- The problem -
Only the pictures are to be left out; set down the rest of the records exactly.

Collection entries
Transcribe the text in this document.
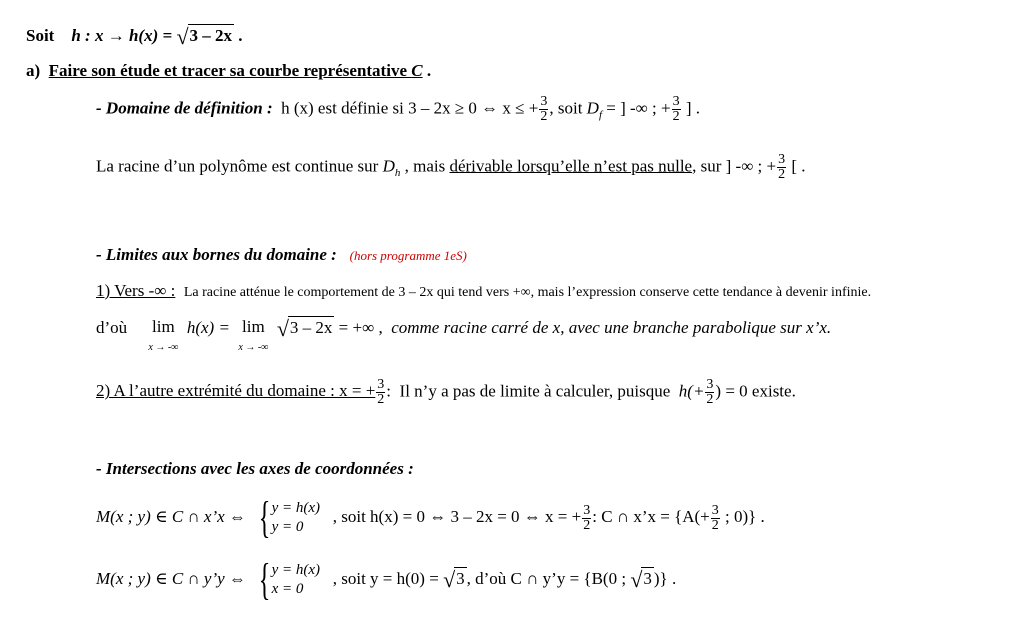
Soit h : x → h(x) = √3 – 2x .
a) Faire son étude et tracer sa courbe représentative C .
- Domaine de définition : h (x) est définie si 3 – 2x ≥ 0 ⇔ x ≤ + $\frac{3}{2}$ , soit $D_f$ = ] -∞ ; + $\frac{3}{2}$ ] .
La racine d’un polynôme est continue sur $D_h$ , mais dérivable lorsqu’elle n’est pas nulle, sur ] -∞ ; + $\frac{3}{2}$ [ .
- Limites aux bornes du domaine : (hors programme 1eS)
1) Vers -∞ : La racine atténue le comportement de 3 – 2x qui tend vers +∞, mais l’expression conserve cette tendance à devenir infinie.
d’où lim
x → -∞
h(x) = lim
x → -∞
√3 – 2x = +∞ , comme racine carré de x, avec une branche parabolique sur x’x.
2) A l’autre extrémité du domaine : x = + $\frac{3}{2}$ : Il n’y a pas de limite à calculer, puisque $h(+ \frac{3}{2}$ ) = 0 existe.
- Intersections avec les axes de coordonnées :
M(x ; y) ∈ C ∩ x’x ⇔ { y = h(x)
y = 0
, soit h(x) = 0 ⇔ 3 – 2x = 0 ⇔ x = + $\frac{3}{2}$ : C ∩ x’x = {$A(+ \frac{3}{2}$ ; 0)} .
M(x ; y) ∈ C ∩ y’y ⇔ { y = h(x)
x = 0
, soit y = h(0) = √3 , d’où C ∩ y’y = {B(0 ; √3 )} .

- Correct answer -
Transcribe the text in this document.
Soit h : x → h(x) = √3 – 2x .
a) Faire son étude et tracer sa courbe représentative C .
- Domaine de définition : h (x) est définie si 3 – 2x ≥ 0 ⇔ x ≤ + $\frac{3}{2}$ , soit $D_f$ = ] -∞ ; + $\frac{3}{2}$ ] .
La racine d’un polynôme est continue sur $D_h$ , mais dérivable lorsqu’elle n’est pas nulle, sur ] -∞ ; + $\frac{3}{2}$ [ .
- Limites aux bornes du domaine : (hors programme 1eS)
1) Vers -∞ : La racine atténue le comportement de 3 – 2x qui tend vers +∞, mais l’expression conserve cette tendance à devenir infinie.
d’où lim
x → -∞
h(x) = lim
x → -∞
√3 – 2x = +∞ , comme racine carré de x, avec une branche parabolique sur x’x.
2) A l’autre extrémité du domaine : x = + $\frac{3}{2}$ : Il n’y a pas de limite à calculer, puisque $h(+ \frac{3}{2}$ ) = 0 existe.
- Intersections avec les axes de coordonnées :
M(x ; y) ∈ C ∩ x’x ⇔ { y = h(x)
y = 0
, soit h(x) = 0 ⇔ 3 – 2x = 0 ⇔ x = + $\frac{3}{2}$ : C ∩ x’x = {$A(+ \frac{3}{2}$ ; 0)} .
M(x ; y) ∈ C ∩ y’y ⇔ { y = h(x)
x = 0
, soit y = h(0) = √3 , d’où C ∩ y’y = {B(0 ; √3 )} .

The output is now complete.